INSTRUCTIONS FOR THE TASK |
Reproduce the records exactly.
— START DATA TO PROCESS —
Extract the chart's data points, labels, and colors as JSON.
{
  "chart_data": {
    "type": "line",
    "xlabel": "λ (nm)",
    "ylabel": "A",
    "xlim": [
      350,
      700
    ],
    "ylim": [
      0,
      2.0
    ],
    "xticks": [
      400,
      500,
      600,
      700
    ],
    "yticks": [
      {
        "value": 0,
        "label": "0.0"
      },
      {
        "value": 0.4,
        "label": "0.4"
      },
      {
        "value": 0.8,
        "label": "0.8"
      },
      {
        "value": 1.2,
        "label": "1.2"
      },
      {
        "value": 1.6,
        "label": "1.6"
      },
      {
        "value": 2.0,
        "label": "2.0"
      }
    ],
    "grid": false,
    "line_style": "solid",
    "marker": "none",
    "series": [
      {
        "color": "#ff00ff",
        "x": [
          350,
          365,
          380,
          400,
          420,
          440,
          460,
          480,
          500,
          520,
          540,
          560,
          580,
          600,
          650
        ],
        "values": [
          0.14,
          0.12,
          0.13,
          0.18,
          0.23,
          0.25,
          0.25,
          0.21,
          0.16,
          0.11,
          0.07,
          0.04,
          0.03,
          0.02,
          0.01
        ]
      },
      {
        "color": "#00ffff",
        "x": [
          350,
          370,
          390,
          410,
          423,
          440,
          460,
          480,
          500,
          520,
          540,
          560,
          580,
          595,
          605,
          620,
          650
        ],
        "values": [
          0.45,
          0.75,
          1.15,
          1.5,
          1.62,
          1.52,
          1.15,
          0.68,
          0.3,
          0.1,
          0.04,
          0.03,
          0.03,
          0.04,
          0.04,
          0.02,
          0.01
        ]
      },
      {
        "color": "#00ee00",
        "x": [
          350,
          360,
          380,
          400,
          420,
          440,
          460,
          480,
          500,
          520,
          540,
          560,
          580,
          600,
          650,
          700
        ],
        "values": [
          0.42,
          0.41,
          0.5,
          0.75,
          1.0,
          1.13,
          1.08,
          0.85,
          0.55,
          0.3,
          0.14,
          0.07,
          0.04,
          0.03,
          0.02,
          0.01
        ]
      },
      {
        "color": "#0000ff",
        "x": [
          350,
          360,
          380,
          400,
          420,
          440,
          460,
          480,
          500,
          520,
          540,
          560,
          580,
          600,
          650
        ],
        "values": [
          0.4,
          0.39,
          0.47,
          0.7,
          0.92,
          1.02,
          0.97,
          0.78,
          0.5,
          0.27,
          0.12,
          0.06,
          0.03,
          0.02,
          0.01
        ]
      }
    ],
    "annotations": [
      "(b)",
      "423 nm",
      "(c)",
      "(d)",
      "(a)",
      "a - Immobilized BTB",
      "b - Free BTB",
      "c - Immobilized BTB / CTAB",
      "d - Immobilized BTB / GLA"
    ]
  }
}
— END DATA TO PROCESS —
WRITTEN ANSWER |
Extract the chart's data points, labels, and colors as JSON.
{
  "chart_data": {
    "type": "line",
    "xlabel": "λ (nm)",
    "ylabel": "A",
    "xlim": [
      350,
      700
    ],
    "ylim": [
      0,
      2.0
    ],
    "xticks": [
      400,
      500,
      600,
      700
    ],
    "yticks": [
      {
        "value": 0,
        "label": "0.0"
      },
      {
        "value": 0.4,
        "label": "0.4"
      },
      {
        "value": 0.8,
        "label": "0.8"
      },
      {
        "value": 1.2,
        "label": "1.2"
      },
      {
        "value": 1.6,
        "label": "1.6"
      },
      {
        "value": 2.0,
        "label": "2.0"
      }
    ],
    "grid": false,
    "line_style": "solid",
    "marker": "none",
    "series": [
      {
        "color": "#ff00ff",
        "x": [
          350,
          365,
          380,
          400,
          420,
          440,
          460,
          480,
          500,
          520,
          540,
          560,
          580,
          600,
          650
        ],
        "values": [
          0.14,
          0.12,
          0.13,
          0.18,
          0.23,
          0.25,
          0.25,
          0.21,
          0.16,
          0.11,
          0.07,
          0.04,
          0.03,
          0.02,
          0.01
        ]
      },
      {
        "color": "#00ffff",
        "x": [
          350,
          370,
          390,
          410,
          423,
          440,
          460,
          480,
          500,
          520,
          540,
          560,
          580,
          595,
          605,
          620,
          650
        ],
        "values": [
          0.45,
          0.75,
          1.15,
          1.5,
          1.62,
          1.52,
          1.15,
          0.68,
          0.3,
          0.1,
          0.04,
          0.03,
          0.03,
          0.04,
          0.04,
          0.02,
          0.01
        ]
      },
      {
        "color": "#00ee00",
        "x": [
          350,
          360,
          380,
          400,
          420,
          440,
          460,
          480,
          500,
          520,
          540,
          560,
          580,
          600,
          650,
          700
        ],
        "values": [
          0.42,
          0.41,
          0.5,
          0.75,
          1.0,
          1.13,
          1.08,
          0.85,
          0.55,
          0.3,
          0.14,
          0.07,
          0.04,
          0.03,
          0.02,
          0.01
        ]
      },
      {
        "color": "#0000ff",
        "x": [
          350,
          360,
          380,
          400,
          420,
          440,
          460,
          480,
          500,
          520,
          540,
          560,
          580,
          600,
          650
        ],
        "values": [
          0.4,
          0.39,
          0.47,
          0.7,
          0.92,
          1.02,
          0.97,
          0.78,
          0.5,
          0.27,
          0.12,
          0.06,
          0.03,
          0.02,
          0.01
        ]
      }
    ],
    "annotations": [
      "(b)",
      "423 nm",
      "(c)",
      "(d)",
      "(a)",
      "a - Immobilized BTB",
      "b - Free BTB",
      "c - Immobilized BTB / CTAB",
      "d - Immobilized BTB / GLA"
    ]
  }
}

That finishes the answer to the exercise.